GIVEN PROBLEM » Copy out every line of the records below verbatim, omitting the pictures.

RECORDS FOR THIS EXERCISE »

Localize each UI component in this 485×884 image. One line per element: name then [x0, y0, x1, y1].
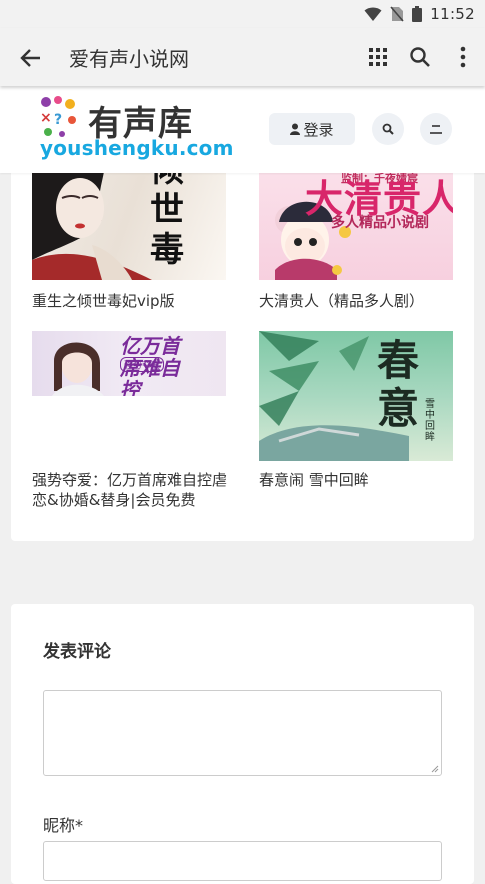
- site-menu-button[interactable]: [420, 113, 452, 145]
- book-title[interactable]: 春意闹 雪中回眸: [259, 470, 459, 490]
- nickname-input[interactable]: [43, 841, 442, 881]
- comment-textarea[interactable]: [43, 690, 442, 776]
- cover-subtitle: 强势夺爱: [120, 357, 165, 372]
- nickname-label: 昵称*: [43, 816, 84, 835]
- status-time: 11:52: [430, 5, 475, 23]
- menu-icon: [430, 125, 442, 134]
- user-icon: [290, 123, 301, 135]
- comment-form: 发表评论 昵称*: [11, 604, 474, 884]
- login-label: 登录: [303, 120, 334, 139]
- logo-url: youshengku.com: [40, 136, 234, 160]
- status-bar: 11:52: [0, 0, 485, 28]
- more-options-button[interactable]: [449, 43, 477, 71]
- book-cover[interactable]: 春意 雪中回眸: [259, 331, 453, 461]
- logo-emblem-icon: × ?: [40, 96, 76, 137]
- app-bar: 爱有声小说网: [0, 28, 485, 86]
- cover-illustration: [259, 331, 409, 461]
- cover-subtitle: 多人精品小说剧: [331, 215, 429, 231]
- cover-title: 春意: [377, 336, 420, 433]
- app-title: 爱有声小说网: [69, 47, 189, 71]
- search-icon: [410, 47, 430, 67]
- cover-subtitle: 雪中回眸: [425, 399, 435, 443]
- svg-text:×: ×: [40, 110, 52, 126]
- grid-icon: [369, 48, 387, 66]
- book-title[interactable]: 大清贵人（精品多人剧）: [259, 291, 459, 311]
- more-vert-icon: [460, 46, 466, 68]
- login-button[interactable]: 登录: [269, 113, 355, 145]
- book-list-card: 倾世毒 监制：千夜婧宸 大清贵人 多人精品小说剧 重生之倾世毒妃vip版 大清贵…: [11, 150, 474, 541]
- battery-icon: [412, 6, 423, 22]
- site-logo[interactable]: × ? 有声库 youshengku.com: [38, 94, 233, 166]
- resize-handle-icon: [431, 765, 439, 773]
- site-search-button[interactable]: [372, 113, 404, 145]
- site-header: × ? 有声库 youshengku.com 登录: [0, 86, 485, 173]
- svg-text:?: ?: [54, 112, 62, 128]
- book-title[interactable]: 重生之倾世毒妃vip版: [32, 291, 232, 311]
- search-button[interactable]: [406, 43, 434, 71]
- back-button[interactable]: [16, 43, 46, 73]
- book-title[interactable]: 强势夺爱：亿万首席难自控虐恋&协婚&替身|会员免费: [32, 470, 228, 510]
- arrow-back-icon: [20, 49, 40, 67]
- no-sim-icon: [390, 6, 404, 22]
- apps-button[interactable]: [364, 43, 392, 71]
- search-icon: [382, 123, 394, 135]
- comment-heading: 发表评论: [43, 642, 111, 662]
- wifi-icon: [364, 7, 382, 21]
- book-cover[interactable]: 亿万首席难自控 强势夺爱: [32, 331, 226, 396]
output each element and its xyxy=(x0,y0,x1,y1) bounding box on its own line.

WRITTEN ANSWER »
Localize each UI component in this 485×884 image. One line per element: name then [x0, y0, x1, y1].
- site-menu-button[interactable]: [420, 113, 452, 145]
- book-title[interactable]: 春意闹 雪中回眸: [259, 470, 459, 490]
- nickname-input[interactable]: [43, 841, 442, 881]
- comment-textarea[interactable]: [43, 690, 442, 776]
- cover-subtitle: 强势夺爱: [120, 357, 165, 372]
- nickname-label: 昵称*: [43, 816, 84, 835]
- status-time: 11:52: [430, 5, 475, 23]
- menu-icon: [430, 125, 442, 134]
- user-icon: [290, 123, 301, 135]
- comment-form: 发表评论 昵称*: [11, 604, 474, 884]
- login-label: 登录: [303, 120, 334, 139]
- logo-url: youshengku.com: [40, 136, 234, 160]
- status-bar: 11:52: [0, 0, 485, 28]
- more-options-button[interactable]: [449, 43, 477, 71]
- book-cover[interactable]: 春意 雪中回眸: [259, 331, 453, 461]
- logo-emblem-icon: × ?: [40, 96, 76, 137]
- app-bar: 爱有声小说网: [0, 28, 485, 86]
- cover-illustration: [259, 331, 409, 461]
- cover-subtitle: 多人精品小说剧: [331, 215, 429, 231]
- cover-title: 春意: [377, 336, 420, 433]
- app-title: 爱有声小说网: [69, 47, 189, 71]
- search-icon: [410, 47, 430, 67]
- cover-subtitle: 雪中回眸: [425, 399, 435, 443]
- svg-text:×: ×: [40, 110, 52, 126]
- grid-icon: [369, 48, 387, 66]
- book-title[interactable]: 大清贵人（精品多人剧）: [259, 291, 459, 311]
- more-vert-icon: [460, 46, 466, 68]
- login-button[interactable]: 登录: [269, 113, 355, 145]
- book-list-card: 倾世毒 监制：千夜婧宸 大清贵人 多人精品小说剧 重生之倾世毒妃vip版 大清贵…: [11, 150, 474, 541]
- battery-icon: [412, 6, 423, 22]
- site-logo[interactable]: × ? 有声库 youshengku.com: [38, 94, 233, 166]
- resize-handle-icon: [431, 765, 439, 773]
- site-search-button[interactable]: [372, 113, 404, 145]
- site-header: × ? 有声库 youshengku.com 登录: [0, 86, 485, 173]
- svg-text:?: ?: [54, 112, 62, 128]
- book-title[interactable]: 重生之倾世毒妃vip版: [32, 291, 232, 311]
- search-button[interactable]: [406, 43, 434, 71]
- back-button[interactable]: [16, 43, 46, 73]
- book-title[interactable]: 强势夺爱：亿万首席难自控虐恋&协婚&替身|会员免费: [32, 470, 228, 510]
- arrow-back-icon: [20, 49, 40, 67]
- no-sim-icon: [390, 6, 404, 22]
- apps-button[interactable]: [364, 43, 392, 71]
- search-icon: [382, 123, 394, 135]
- comment-heading: 发表评论: [43, 642, 111, 662]
- wifi-icon: [364, 7, 382, 21]
- book-cover[interactable]: 亿万首席难自控 强势夺爱: [32, 331, 226, 396]
output each element and its xyxy=(x0,y0,x1,y1) bounding box on its own line.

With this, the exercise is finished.